Instructions to follow:
Extract each line of the data below exactly as written.

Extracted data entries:
[Begin]

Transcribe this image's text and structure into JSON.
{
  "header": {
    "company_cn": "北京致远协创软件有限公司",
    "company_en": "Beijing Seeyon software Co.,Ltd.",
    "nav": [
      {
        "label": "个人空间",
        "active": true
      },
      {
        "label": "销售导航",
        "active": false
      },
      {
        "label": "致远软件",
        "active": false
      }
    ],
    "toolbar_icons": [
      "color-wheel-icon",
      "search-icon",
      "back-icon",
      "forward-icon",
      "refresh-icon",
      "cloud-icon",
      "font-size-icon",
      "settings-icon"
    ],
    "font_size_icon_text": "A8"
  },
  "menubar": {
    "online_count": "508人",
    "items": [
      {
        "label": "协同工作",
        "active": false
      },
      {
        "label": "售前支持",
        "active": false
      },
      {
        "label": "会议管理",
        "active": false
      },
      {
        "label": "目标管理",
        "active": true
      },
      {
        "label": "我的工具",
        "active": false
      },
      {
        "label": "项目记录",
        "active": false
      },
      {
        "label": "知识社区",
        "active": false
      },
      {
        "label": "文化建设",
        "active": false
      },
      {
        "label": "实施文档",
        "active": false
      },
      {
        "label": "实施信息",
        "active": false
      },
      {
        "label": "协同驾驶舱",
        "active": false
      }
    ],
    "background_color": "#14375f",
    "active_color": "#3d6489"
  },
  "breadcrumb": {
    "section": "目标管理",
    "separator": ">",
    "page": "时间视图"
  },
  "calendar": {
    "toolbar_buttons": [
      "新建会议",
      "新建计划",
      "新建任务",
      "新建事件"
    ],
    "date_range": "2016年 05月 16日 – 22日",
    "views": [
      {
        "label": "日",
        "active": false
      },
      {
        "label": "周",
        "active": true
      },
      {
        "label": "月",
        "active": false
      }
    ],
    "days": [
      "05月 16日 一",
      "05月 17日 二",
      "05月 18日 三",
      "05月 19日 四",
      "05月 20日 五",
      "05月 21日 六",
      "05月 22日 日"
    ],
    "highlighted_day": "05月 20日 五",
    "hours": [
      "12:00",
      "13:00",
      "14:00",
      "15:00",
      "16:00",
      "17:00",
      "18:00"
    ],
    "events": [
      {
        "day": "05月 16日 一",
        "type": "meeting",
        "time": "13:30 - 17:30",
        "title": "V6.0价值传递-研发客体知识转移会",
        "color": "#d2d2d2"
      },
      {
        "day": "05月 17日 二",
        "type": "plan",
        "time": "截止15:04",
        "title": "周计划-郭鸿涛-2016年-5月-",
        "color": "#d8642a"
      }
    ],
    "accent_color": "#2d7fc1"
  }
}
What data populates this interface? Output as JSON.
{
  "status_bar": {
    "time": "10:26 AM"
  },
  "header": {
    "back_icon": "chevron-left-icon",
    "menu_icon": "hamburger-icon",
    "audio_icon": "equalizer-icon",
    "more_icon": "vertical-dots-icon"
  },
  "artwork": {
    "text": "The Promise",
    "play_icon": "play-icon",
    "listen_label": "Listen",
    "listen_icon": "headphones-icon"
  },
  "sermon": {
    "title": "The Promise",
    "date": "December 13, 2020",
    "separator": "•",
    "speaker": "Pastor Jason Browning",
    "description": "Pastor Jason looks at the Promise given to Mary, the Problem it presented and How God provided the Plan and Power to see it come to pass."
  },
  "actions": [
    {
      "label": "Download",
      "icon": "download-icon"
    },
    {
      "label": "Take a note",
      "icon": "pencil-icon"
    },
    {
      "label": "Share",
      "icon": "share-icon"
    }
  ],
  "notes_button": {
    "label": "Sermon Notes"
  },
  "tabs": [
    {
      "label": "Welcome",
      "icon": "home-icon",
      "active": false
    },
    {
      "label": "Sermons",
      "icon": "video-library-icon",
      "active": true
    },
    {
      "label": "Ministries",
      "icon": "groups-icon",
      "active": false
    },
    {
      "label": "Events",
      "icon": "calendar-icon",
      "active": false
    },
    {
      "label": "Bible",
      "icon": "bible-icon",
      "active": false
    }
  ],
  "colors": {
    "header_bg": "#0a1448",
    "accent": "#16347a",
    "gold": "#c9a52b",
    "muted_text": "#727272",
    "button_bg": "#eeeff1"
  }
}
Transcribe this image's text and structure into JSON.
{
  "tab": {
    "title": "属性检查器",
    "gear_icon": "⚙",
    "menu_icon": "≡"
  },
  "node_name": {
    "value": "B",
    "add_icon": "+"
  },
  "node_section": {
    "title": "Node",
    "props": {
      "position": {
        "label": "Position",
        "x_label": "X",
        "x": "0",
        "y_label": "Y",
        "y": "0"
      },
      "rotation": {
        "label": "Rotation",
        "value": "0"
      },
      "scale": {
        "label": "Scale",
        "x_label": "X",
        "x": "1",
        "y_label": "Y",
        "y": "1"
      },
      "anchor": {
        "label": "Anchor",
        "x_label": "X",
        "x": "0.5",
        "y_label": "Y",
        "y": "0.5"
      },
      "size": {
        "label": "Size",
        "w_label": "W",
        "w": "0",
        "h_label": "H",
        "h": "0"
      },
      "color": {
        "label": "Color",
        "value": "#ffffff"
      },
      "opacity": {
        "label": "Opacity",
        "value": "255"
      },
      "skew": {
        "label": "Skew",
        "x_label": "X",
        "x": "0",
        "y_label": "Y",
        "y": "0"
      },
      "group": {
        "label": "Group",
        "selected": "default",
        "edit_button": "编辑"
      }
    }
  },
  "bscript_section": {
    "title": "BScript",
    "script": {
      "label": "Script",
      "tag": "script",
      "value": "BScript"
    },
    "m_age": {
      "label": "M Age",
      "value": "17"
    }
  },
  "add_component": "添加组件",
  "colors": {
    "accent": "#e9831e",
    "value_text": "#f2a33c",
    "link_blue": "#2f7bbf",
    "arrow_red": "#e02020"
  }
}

[End]

Response below:
Transcribe this image's text and structure into JSON.
{
  "header": {
    "company_cn": "北京致远协创软件有限公司",
    "company_en": "Beijing Seeyon software Co.,Ltd.",
    "nav": [
      {
        "label": "个人空间",
        "active": true
      },
      {
        "label": "销售导航",
        "active": false
      },
      {
        "label": "致远软件",
        "active": false
      }
    ],
    "toolbar_icons": [
      "color-wheel-icon",
      "search-icon",
      "back-icon",
      "forward-icon",
      "refresh-icon",
      "cloud-icon",
      "font-size-icon",
      "settings-icon"
    ],
    "font_size_icon_text": "A8"
  },
  "menubar": {
    "online_count": "508人",
    "items": [
      {
        "label": "协同工作",
        "active": false
      },
      {
        "label": "售前支持",
        "active": false
      },
      {
        "label": "会议管理",
        "active": false
      },
      {
        "label": "目标管理",
        "active": true
      },
      {
        "label": "我的工具",
        "active": false
      },
      {
        "label": "项目记录",
        "active": false
      },
      {
        "label": "知识社区",
        "active": false
      },
      {
        "label": "文化建设",
        "active": false
      },
      {
        "label": "实施文档",
        "active": false
      },
      {
        "label": "实施信息",
        "active": false
      },
      {
        "label": "协同驾驶舱",
        "active": false
      }
    ],
    "background_color": "#14375f",
    "active_color": "#3d6489"
  },
  "breadcrumb": {
    "section": "目标管理",
    "separator": ">",
    "page": "时间视图"
  },
  "calendar": {
    "toolbar_buttons": [
      "新建会议",
      "新建计划",
      "新建任务",
      "新建事件"
    ],
    "date_range": "2016年 05月 16日 – 22日",
    "views": [
      {
        "label": "日",
        "active": false
      },
      {
        "label": "周",
        "active": true
      },
      {
        "label": "月",
        "active": false
      }
    ],
    "days": [
      "05月 16日 一",
      "05月 17日 二",
      "05月 18日 三",
      "05月 19日 四",
      "05月 20日 五",
      "05月 21日 六",
      "05月 22日 日"
    ],
    "highlighted_day": "05月 20日 五",
    "hours": [
      "12:00",
      "13:00",
      "14:00",
      "15:00",
      "16:00",
      "17:00",
      "18:00"
    ],
    "events": [
      {
        "day": "05月 16日 一",
        "type": "meeting",
        "time": "13:30 - 17:30",
        "title": "V6.0价值传递-研发客体知识转移会",
        "color": "#d2d2d2"
      },
      {
        "day": "05月 17日 二",
        "type": "plan",
        "time": "截止15:04",
        "title": "周计划-郭鸿涛-2016年-5月-",
        "color": "#d8642a"
      }
    ],
    "accent_color": "#2d7fc1"
  }
}
What data populates this interface? Output as JSON.
{
  "status_bar": {
    "time": "10:26 AM"
  },
  "header": {
    "back_icon": "chevron-left-icon",
    "menu_icon": "hamburger-icon",
    "audio_icon": "equalizer-icon",
    "more_icon": "vertical-dots-icon"
  },
  "artwork": {
    "text": "The Promise",
    "play_icon": "play-icon",
    "listen_label": "Listen",
    "listen_icon": "headphones-icon"
  },
  "sermon": {
    "title": "The Promise",
    "date": "December 13, 2020",
    "separator": "•",
    "speaker": "Pastor Jason Browning",
    "description": "Pastor Jason looks at the Promise given to Mary, the Problem it presented and How God provided the Plan and Power to see it come to pass."
  },
  "actions": [
    {
      "label": "Download",
      "icon": "download-icon"
    },
    {
      "label": "Take a note",
      "icon": "pencil-icon"
    },
    {
      "label": "Share",
      "icon": "share-icon"
    }
  ],
  "notes_button": {
    "label": "Sermon Notes"
  },
  "tabs": [
    {
      "label": "Welcome",
      "icon": "home-icon",
      "active": false
    },
    {
      "label": "Sermons",
      "icon": "video-library-icon",
      "active": true
    },
    {
      "label": "Ministries",
      "icon": "groups-icon",
      "active": false
    },
    {
      "label": "Events",
      "icon": "calendar-icon",
      "active": false
    },
    {
      "label": "Bible",
      "icon": "bible-icon",
      "active": false
    }
  ],
  "colors": {
    "header_bg": "#0a1448",
    "accent": "#16347a",
    "gold": "#c9a52b",
    "muted_text": "#727272",
    "button_bg": "#eeeff1"
  }
}
Transcribe this image's text and structure into JSON.
{
  "tab": {
    "title": "属性检查器",
    "gear_icon": "⚙",
    "menu_icon": "≡"
  },
  "node_name": {
    "value": "B",
    "add_icon": "+"
  },
  "node_section": {
    "title": "Node",
    "props": {
      "position": {
        "label": "Position",
        "x_label": "X",
        "x": "0",
        "y_label": "Y",
        "y": "0"
      },
      "rotation": {
        "label": "Rotation",
        "value": "0"
      },
      "scale": {
        "label": "Scale",
        "x_label": "X",
        "x": "1",
        "y_label": "Y",
        "y": "1"
      },
      "anchor": {
        "label": "Anchor",
        "x_label": "X",
        "x": "0.5",
        "y_label": "Y",
        "y": "0.5"
      },
      "size": {
        "label": "Size",
        "w_label": "W",
        "w": "0",
        "h_label": "H",
        "h": "0"
      },
      "color": {
        "label": "Color",
        "value": "#ffffff"
      },
      "opacity": {
        "label": "Opacity",
        "value": "255"
      },
      "skew": {
        "label": "Skew",
        "x_label": "X",
        "x": "0",
        "y_label": "Y",
        "y": "0"
      },
      "group": {
        "label": "Group",
        "selected": "default",
        "edit_button": "编辑"
      }
    }
  },
  "bscript_section": {
    "title": "BScript",
    "script": {
      "label": "Script",
      "tag": "script",
      "value": "BScript"
    },
    "m_age": {
      "label": "M Age",
      "value": "17"
    }
  },
  "add_component": "添加组件",
  "colors": {
    "accent": "#e9831e",
    "value_text": "#f2a33c",
    "link_blue": "#2f7bbf",
    "arrow_red": "#e02020"
  }
}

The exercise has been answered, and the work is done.